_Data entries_
※ ※ ※

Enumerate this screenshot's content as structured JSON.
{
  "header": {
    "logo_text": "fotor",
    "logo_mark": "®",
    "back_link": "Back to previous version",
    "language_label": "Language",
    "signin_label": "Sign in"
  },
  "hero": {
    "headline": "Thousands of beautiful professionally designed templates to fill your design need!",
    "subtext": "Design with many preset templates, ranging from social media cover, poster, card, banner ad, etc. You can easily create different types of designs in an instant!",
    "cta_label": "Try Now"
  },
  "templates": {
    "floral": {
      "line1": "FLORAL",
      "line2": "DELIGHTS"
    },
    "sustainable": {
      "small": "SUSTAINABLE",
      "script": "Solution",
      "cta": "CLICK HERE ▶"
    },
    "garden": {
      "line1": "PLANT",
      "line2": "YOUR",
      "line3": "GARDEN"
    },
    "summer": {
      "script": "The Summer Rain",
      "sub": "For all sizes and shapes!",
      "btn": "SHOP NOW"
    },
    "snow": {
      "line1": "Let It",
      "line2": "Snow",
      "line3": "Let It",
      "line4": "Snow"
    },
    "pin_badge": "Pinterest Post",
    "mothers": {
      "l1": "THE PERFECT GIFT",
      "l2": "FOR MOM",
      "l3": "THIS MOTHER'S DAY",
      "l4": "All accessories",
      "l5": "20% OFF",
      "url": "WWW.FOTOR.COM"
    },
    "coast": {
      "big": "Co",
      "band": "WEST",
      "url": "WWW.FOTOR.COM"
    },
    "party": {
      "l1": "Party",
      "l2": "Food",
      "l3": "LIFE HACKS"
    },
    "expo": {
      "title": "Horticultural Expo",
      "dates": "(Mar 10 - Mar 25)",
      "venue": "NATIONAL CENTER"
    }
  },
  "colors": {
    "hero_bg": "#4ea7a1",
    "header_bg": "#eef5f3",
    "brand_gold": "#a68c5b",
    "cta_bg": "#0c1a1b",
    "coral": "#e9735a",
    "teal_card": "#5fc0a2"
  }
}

※ ※ ※

_PROMPT_
The records above should be duplicated in full, exactly as given.

_EXPECTED OUTPUT_
Enumerate this screenshot's content as structured JSON.
{
  "header": {
    "logo_text": "fotor",
    "logo_mark": "®",
    "back_link": "Back to previous version",
    "language_label": "Language",
    "signin_label": "Sign in"
  },
  "hero": {
    "headline": "Thousands of beautiful professionally designed templates to fill your design need!",
    "subtext": "Design with many preset templates, ranging from social media cover, poster, card, banner ad, etc. You can easily create different types of designs in an instant!",
    "cta_label": "Try Now"
  },
  "templates": {
    "floral": {
      "line1": "FLORAL",
      "line2": "DELIGHTS"
    },
    "sustainable": {
      "small": "SUSTAINABLE",
      "script": "Solution",
      "cta": "CLICK HERE ▶"
    },
    "garden": {
      "line1": "PLANT",
      "line2": "YOUR",
      "line3": "GARDEN"
    },
    "summer": {
      "script": "The Summer Rain",
      "sub": "For all sizes and shapes!",
      "btn": "SHOP NOW"
    },
    "snow": {
      "line1": "Let It",
      "line2": "Snow",
      "line3": "Let It",
      "line4": "Snow"
    },
    "pin_badge": "Pinterest Post",
    "mothers": {
      "l1": "THE PERFECT GIFT",
      "l2": "FOR MOM",
      "l3": "THIS MOTHER'S DAY",
      "l4": "All accessories",
      "l5": "20% OFF",
      "url": "WWW.FOTOR.COM"
    },
    "coast": {
      "big": "Co",
      "band": "WEST",
      "url": "WWW.FOTOR.COM"
    },
    "party": {
      "l1": "Party",
      "l2": "Food",
      "l3": "LIFE HACKS"
    },
    "expo": {
      "title": "Horticultural Expo",
      "dates": "(Mar 10 - Mar 25)",
      "venue": "NATIONAL CENTER"
    }
  },
  "colors": {
    "hero_bg": "#4ea7a1",
    "header_bg": "#eef5f3",
    "brand_gold": "#a68c5b",
    "cta_bg": "#0c1a1b",
    "coral": "#e9735a",
    "teal_card": "#5fc0a2"
  }
}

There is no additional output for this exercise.